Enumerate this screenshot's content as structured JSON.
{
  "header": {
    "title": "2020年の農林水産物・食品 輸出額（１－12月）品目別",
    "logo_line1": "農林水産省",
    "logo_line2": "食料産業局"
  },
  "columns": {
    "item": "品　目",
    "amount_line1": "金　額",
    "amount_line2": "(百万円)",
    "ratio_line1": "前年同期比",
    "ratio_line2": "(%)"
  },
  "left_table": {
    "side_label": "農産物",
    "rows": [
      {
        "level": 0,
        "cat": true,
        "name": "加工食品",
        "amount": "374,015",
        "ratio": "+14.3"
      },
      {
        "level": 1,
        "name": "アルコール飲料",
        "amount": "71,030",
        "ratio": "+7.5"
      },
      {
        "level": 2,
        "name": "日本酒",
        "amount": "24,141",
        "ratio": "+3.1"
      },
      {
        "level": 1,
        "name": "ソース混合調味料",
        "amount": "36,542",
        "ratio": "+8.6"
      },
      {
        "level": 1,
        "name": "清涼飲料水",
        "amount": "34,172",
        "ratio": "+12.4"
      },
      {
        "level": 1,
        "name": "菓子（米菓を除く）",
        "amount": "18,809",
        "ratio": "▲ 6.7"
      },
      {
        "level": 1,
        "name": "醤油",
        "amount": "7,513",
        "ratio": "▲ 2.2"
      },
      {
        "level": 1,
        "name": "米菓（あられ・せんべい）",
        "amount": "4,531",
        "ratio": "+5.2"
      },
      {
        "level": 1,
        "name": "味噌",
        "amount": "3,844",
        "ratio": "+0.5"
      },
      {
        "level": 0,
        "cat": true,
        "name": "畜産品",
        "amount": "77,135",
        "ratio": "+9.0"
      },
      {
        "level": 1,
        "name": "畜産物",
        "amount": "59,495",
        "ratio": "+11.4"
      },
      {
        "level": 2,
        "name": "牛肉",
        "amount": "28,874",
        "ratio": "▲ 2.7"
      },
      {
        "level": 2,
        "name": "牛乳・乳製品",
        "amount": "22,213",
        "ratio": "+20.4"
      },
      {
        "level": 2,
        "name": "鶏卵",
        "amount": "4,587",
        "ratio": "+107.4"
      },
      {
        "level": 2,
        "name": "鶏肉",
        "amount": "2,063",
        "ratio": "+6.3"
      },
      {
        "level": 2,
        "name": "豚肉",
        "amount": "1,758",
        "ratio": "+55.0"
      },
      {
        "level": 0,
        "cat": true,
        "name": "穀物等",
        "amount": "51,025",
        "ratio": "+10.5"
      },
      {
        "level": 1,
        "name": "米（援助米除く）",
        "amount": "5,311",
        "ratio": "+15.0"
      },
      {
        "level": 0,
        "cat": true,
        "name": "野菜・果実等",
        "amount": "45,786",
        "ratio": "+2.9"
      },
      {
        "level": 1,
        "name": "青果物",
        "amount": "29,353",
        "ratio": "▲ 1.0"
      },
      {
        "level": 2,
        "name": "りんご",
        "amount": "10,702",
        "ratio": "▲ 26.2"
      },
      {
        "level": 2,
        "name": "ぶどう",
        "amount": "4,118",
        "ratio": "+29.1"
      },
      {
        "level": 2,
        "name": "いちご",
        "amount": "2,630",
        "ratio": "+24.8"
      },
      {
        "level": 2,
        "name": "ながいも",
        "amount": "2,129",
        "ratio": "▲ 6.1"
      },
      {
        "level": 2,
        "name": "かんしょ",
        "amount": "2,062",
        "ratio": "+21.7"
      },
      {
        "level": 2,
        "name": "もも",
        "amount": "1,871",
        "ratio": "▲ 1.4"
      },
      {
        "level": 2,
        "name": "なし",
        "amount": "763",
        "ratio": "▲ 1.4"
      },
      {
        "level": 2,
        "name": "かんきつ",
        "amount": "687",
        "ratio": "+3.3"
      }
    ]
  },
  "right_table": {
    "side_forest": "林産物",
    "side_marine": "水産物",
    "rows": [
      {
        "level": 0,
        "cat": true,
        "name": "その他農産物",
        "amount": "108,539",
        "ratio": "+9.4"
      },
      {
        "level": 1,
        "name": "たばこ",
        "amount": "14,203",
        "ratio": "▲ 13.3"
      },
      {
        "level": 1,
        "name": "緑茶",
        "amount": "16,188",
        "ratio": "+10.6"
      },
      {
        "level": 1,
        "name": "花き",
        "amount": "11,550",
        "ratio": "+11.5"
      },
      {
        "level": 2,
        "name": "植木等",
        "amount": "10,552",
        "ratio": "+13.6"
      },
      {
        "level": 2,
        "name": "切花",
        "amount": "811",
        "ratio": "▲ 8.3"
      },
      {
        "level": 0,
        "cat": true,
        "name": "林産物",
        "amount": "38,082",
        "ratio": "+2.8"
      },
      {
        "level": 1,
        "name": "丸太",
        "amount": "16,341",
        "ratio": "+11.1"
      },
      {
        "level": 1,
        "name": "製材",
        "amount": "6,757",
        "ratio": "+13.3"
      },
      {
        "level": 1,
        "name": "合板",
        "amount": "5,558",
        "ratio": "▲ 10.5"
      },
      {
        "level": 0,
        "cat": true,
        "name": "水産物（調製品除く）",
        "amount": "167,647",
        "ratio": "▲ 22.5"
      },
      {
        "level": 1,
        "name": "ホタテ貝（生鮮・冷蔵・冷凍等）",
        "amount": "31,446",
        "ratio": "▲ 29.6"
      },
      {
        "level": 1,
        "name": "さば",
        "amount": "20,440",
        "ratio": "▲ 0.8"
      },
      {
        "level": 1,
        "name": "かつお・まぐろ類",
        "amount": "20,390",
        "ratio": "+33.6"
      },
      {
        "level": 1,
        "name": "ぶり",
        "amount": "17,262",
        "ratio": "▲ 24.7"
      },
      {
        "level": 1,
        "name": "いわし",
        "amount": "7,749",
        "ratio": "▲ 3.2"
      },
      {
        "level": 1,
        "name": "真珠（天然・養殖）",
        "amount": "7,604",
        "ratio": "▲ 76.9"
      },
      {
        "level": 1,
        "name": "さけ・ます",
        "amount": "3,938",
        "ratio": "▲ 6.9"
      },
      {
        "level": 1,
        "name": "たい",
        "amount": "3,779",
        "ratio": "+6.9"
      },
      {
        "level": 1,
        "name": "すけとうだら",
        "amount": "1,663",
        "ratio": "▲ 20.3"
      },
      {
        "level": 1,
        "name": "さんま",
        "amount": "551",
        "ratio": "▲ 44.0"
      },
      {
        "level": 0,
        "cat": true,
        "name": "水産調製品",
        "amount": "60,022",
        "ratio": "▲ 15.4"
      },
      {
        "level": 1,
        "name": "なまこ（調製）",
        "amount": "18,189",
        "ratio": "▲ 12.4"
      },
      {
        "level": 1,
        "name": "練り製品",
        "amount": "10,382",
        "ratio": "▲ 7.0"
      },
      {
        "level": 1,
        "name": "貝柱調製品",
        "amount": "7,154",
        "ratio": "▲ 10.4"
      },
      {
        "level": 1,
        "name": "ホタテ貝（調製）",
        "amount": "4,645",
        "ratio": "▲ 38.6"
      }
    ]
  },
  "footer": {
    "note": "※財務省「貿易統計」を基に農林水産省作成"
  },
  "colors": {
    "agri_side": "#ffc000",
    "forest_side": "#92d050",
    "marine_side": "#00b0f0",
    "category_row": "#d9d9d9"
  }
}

---

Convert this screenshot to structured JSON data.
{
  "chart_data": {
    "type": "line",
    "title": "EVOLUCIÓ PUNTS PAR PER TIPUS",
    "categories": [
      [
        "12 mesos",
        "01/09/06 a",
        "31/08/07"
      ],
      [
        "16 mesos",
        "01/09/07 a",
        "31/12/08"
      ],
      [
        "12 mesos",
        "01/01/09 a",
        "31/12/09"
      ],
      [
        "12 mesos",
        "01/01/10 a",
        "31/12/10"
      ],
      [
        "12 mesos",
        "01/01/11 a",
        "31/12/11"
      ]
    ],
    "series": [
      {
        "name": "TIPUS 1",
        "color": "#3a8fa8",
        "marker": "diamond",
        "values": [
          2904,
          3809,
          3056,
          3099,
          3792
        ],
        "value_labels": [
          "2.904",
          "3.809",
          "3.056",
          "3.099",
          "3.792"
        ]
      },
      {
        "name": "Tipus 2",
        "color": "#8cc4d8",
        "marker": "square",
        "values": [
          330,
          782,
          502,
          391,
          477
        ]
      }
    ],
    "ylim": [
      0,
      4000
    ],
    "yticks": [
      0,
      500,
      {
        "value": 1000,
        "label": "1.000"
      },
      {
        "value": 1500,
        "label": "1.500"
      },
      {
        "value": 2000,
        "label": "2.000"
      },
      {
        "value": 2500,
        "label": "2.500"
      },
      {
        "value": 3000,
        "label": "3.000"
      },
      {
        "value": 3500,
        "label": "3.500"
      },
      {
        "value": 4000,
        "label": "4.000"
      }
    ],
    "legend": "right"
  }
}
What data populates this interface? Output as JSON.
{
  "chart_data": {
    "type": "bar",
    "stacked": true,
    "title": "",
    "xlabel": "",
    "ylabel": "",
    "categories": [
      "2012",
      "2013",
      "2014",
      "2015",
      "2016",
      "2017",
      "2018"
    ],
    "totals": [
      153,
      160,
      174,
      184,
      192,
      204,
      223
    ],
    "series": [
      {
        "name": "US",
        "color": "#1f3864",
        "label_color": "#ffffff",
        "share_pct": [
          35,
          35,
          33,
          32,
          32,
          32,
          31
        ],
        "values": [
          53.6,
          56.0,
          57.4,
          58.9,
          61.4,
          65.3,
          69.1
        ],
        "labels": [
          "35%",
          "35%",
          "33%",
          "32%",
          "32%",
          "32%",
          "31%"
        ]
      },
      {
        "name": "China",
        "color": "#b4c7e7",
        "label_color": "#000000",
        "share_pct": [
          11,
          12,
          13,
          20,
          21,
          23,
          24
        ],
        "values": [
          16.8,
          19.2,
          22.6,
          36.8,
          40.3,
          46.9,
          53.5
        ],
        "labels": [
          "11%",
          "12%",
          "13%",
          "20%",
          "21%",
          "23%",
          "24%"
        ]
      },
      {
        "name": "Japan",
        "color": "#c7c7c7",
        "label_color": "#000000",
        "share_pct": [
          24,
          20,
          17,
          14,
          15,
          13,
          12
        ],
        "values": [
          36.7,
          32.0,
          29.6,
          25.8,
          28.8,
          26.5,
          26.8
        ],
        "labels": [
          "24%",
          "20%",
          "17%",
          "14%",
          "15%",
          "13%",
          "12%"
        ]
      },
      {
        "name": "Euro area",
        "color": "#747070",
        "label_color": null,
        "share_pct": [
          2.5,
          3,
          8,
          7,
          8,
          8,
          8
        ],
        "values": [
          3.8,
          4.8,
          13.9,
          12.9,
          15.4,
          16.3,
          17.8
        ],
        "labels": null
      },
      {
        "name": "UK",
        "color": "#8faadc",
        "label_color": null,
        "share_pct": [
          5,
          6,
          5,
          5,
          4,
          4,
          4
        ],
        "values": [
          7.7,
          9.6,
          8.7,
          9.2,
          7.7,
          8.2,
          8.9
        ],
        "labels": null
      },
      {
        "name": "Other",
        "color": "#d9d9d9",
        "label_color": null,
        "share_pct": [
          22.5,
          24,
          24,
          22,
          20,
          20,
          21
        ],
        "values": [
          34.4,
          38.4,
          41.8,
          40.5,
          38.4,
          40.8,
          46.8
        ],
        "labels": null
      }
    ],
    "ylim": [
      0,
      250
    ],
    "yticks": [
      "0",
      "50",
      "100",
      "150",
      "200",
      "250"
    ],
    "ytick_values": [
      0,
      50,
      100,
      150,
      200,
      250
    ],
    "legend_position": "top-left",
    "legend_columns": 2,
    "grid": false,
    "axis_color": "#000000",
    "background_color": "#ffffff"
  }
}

WHAT TO PRODUCE →
Go through the preceding material and copy each line that has the word "ffffff".

ANSWER FOR THE TASK →
        "label_color": "#ffffff",
    "background_color": "#ffffff"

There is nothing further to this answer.